Tempus: A Temporally Scalable Resource-Invariant GEMM Streaming Framework for Versal AI Edge

arXiv cs.RO / 5/4/2026

💬 OpinionDeveloper Stack & InfrastructureModels & Research

Key Points

  • Tempus is a proposed GEMM streaming framework designed for AMD Versal AI Edge SoCs to improve LLM inference efficiency under strict edge constraints on compute, memory, and power.
  • The framework avoids spatial scaling across hundreds of cores (which can fail on edge hardware) by using a fixed 16 AIE-ML core compute block with iterative graph execution, algorithmic data tiling, and replication in programmable logic.
  • Tempus uses high-speed cascade streaming and a deadlock-free DATAFLOW protocol to reduce partial sums with a reported initiation interval (II) of 1 and to maximize overlap between data transfer and computation.
  • In evaluated GEMM workloads, Tempus reports 607 GOPS at 10.677 W on-chip power, and a Platform-Aware Utility (PAU) analysis indicates a 211.2× higher prominence factor than the spatial SOTA (ARIES).
  • Tempus further claims strong efficiency properties, including 0.00% URAM/DSP utilization, with reported gains in core frugality (22.0×), power frugality (7.1×), and I/O demand reduction (6.3×).

§ **Required tasks**:
**1.** From the Tempus summary, list every figure given as a multiplier (×) and what each one measures.
**2.** Carry the Tempus summary forward from its last key point.

§ **Study material**:
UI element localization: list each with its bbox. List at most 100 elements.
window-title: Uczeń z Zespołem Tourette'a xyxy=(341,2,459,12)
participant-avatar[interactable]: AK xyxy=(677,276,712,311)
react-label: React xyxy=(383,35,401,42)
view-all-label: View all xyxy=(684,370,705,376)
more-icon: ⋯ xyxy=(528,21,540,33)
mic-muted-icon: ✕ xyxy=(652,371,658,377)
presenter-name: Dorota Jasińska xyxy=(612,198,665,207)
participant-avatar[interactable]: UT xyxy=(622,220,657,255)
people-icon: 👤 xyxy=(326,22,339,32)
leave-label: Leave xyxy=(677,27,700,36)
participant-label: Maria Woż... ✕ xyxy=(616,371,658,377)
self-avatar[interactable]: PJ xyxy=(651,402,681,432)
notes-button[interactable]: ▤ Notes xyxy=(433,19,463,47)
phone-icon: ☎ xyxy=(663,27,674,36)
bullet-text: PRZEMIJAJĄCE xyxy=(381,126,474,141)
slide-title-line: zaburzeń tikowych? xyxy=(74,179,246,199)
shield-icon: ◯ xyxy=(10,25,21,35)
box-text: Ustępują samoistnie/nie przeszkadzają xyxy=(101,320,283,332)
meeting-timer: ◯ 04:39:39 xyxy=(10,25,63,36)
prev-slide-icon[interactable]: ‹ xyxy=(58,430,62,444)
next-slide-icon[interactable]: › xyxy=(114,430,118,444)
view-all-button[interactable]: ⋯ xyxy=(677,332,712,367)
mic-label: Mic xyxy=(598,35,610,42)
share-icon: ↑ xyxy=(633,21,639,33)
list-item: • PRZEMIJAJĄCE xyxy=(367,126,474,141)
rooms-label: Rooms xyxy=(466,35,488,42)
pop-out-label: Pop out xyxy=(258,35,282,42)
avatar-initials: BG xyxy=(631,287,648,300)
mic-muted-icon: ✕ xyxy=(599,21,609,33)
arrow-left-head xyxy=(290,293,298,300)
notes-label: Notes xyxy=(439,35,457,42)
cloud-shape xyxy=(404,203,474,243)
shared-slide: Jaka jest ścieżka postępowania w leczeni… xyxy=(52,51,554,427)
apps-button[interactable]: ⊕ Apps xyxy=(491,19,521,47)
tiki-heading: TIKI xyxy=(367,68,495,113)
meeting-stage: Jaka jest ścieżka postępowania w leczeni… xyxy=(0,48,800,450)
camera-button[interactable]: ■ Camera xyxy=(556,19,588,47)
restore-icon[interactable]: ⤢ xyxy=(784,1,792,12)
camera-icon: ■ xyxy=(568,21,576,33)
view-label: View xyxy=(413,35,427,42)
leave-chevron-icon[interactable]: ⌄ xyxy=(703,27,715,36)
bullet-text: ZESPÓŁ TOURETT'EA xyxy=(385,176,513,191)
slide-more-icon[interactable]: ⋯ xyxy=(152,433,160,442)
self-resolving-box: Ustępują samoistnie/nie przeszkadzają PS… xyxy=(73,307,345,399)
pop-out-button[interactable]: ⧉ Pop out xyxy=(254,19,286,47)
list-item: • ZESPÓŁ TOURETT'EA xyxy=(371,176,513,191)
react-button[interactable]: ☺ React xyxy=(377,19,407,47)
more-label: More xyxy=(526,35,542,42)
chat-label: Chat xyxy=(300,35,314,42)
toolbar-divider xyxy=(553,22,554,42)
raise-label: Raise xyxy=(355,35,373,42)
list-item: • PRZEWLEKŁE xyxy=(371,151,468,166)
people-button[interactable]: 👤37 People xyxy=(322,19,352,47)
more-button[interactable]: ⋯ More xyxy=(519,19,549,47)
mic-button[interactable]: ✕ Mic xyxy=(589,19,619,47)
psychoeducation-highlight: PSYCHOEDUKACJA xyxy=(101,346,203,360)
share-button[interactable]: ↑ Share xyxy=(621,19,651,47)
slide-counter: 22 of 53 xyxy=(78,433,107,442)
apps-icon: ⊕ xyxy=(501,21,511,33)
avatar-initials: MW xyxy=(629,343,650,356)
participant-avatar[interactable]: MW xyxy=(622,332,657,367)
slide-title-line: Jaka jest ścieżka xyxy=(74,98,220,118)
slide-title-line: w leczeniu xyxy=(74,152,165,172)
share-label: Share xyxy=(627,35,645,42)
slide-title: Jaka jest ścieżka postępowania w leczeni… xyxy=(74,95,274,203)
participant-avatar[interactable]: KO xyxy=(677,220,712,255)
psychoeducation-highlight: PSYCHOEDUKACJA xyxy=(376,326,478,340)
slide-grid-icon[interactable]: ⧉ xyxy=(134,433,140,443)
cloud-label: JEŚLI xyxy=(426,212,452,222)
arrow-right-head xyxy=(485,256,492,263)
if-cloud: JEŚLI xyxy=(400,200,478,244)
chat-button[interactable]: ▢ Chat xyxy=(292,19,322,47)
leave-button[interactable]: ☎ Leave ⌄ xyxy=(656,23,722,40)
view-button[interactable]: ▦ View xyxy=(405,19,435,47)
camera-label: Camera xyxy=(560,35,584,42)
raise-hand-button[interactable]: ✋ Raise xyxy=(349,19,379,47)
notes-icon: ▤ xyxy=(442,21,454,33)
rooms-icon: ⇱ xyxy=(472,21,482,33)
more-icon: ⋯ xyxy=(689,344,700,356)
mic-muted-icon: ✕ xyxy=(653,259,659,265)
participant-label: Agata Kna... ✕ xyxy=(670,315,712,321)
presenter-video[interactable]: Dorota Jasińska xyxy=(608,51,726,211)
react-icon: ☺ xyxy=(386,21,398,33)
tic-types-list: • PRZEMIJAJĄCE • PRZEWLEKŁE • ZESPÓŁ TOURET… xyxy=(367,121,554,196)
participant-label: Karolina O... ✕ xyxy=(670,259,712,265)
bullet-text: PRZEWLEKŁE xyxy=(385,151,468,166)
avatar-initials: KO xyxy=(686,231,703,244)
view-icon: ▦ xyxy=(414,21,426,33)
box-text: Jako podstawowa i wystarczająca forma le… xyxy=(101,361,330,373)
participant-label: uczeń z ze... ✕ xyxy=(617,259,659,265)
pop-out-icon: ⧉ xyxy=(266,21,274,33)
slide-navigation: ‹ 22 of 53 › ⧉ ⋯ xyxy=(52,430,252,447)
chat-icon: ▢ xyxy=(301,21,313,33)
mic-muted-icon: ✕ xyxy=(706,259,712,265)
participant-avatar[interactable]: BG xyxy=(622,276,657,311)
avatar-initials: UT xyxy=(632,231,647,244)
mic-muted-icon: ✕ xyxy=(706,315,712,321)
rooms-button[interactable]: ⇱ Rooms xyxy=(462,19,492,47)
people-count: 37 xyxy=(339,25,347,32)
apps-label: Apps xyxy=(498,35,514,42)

§ **Replies**:
**1.**
- 211.2×: higher prominence factor than the spatial SOTA (ARIES), from the Platform-Aware Utility (PAU) analysis
- 22.0×: gain in core frugality
- 7.1×: gain in power frugality
- 6.3×: gain in I/O demand reduction

**2.**
Abstract

Scaling laws for Large Language Models (LLMs) establish that model quality improves with computational scale, yet edge deployment imposes strict constraints on compute, memory, and power. Since General Matrix Multiplication (GEMM) accounts for up to 90\% of inference time, efficient GEMM acceleration is critical for edge AI. The Adaptive Intelligent Engines available in the AMD Versal adaptive SoCs are well suited for this task, but existing state-of-the-art (SOTA) frameworks maximize performance through spatial scaling, distributing workloads across hundreds of cores -- an approach that fails on resource-limited edge SoCs due to physical implementation failures, bandwidth saturation, and excessive resource consumption. We propose Tempus, a Resource-Invariant Temporal GEMM framework for the AMD Versal AI Edge SoC. Rather than expanding hardware resources with matrix size, Tempus employs a fixed compute block of 16 AIE-ML cores, achieving scalability through iterative graph execution and algorithmic data tiling and replication in the Programmable Logic. High-speed cascade streaming ensures low-latency partial sum reduction at Initiation Interval (II) of 1, while a deadlock-free DATAFLOW protocol maximizes transfer-compute overlap and PLIO reuse. Evaluated on GEMM workloads, Tempus achieves 607 GOPS at 10.677 W total on-chip power. By characterizing system-level efficiency through the Platform-Aware Utility (PAU) metric, we prove that Tempus achieves a 211.2x higher prominence factor than the leading spatial SOTA (ARIES). Furthermore, the framework maintains a 0.00\% utilization of URAM/DSP, yielding 22.0x core frugality, 7.1x power frugality, and a 6.3x reduction in I/O demand, establishing a sustainable, scalable foundation for edge LLM inference.